(Exercise details)
Continue the HiClass parallel training example below from the point where it stops.

(Selected excerpt)
--- START ---

Note
Go to the end to download the full example code.
Parallel Training
Larger datasets require more time for training.
While by default the models in HiClass are trained using a single core,
it is possible to train each local classifier in parallel by leveraging the library Ray [1].
If Ray is not installed, the parallelism defaults to Joblib.
In this example, we demonstrate how to train a hierarchical classifier in parallel by
setting the parameter n_jobs to use all the cores available. Training
is performed on a mock dataset from Kaggle [2].
INFO:hiclass.datasets:Downloading hierarchical text classification dataset..
/home/docs/checkouts/readthedocs.org/user_builds/hiclass/envs/v5.0.3/lib/python3.12/site-packages/sklearn/base.py:474: FutureWarning: `BaseEstimator._validate_data` is deprecated in 1.6 and will be removed in 1.7. Use `sklearn.utils.validation.validate_data` instead. This function becomes public and is part of the scikit-learn developer API.
warnings.warn(
INFO:LCPPN:Creating digraph from 28000 2D labels
INFO:LCPPN:Detected 6 roots
INFO:LCPPN:Initializing local classifiers
INFO:LCPPN:Fitting local classifiers
INFO:LCPPN:Cleaning up variables that can take a lot of disk space
import sys
from os import cpu_count
from sklearn.feature_extraction.text import CountVectorizer, TfidfTransformer
from sklearn.linear_model import LogisticRegression
from sklearn.pipeline import Pipeline
from hiclass import LocalClassifierPerParentNode
from hiclass.datasets import load_hierarchical_text_classification
# Load train and test splits
X_train, X_test, Y_train, Y_test = load_hierarchical_text_classification()

--- END ---

(Supplied information)
--- START ---

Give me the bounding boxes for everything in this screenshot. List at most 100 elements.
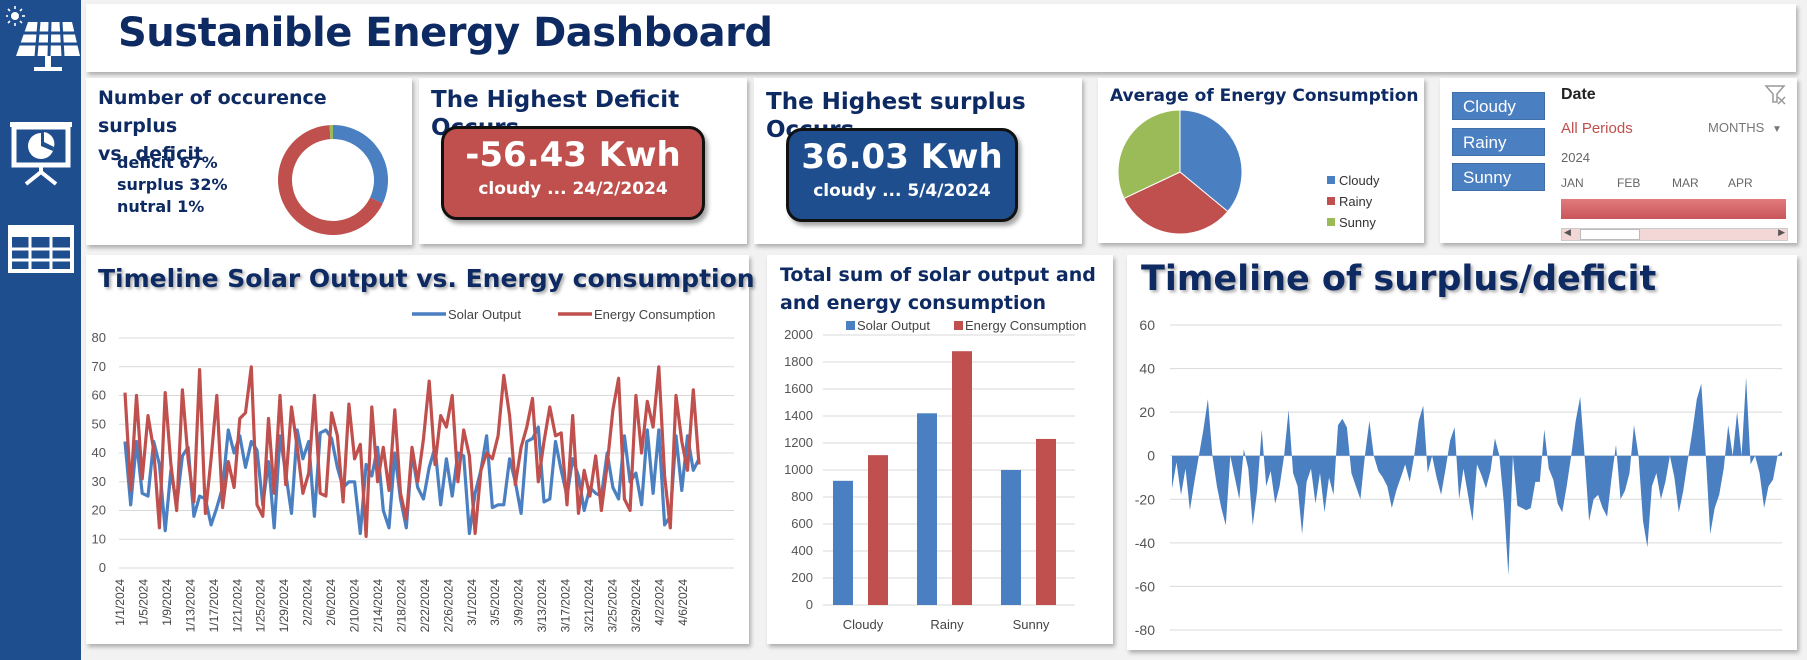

--- END ---

(Answer to this task)
# We will use logistic regression classifiers for every parent node
lr = LogisticRegression(max_iter=1000)
pipeline = Pipeline(
[
("count", CountVectorizer()),
("tfidf", TfidfTransformer()),
(
"lcppn",
LocalClassifierPerParentNode(local_classifier=lr, n_jobs=cpu_count()),
),
]
)
# Fixes bug AttributeError: '_LoggingTee' object has no attribute 'fileno'
# This only happens when building the documentation
# Hence, you don't actually need it for your code to work
sys.stdout.fileno = lambda: False
# Now, let's train the local classifier per parent node
pipeline.fit(X_train, Y_train)
Total running time of the script: (0 minutes 30.659 seconds)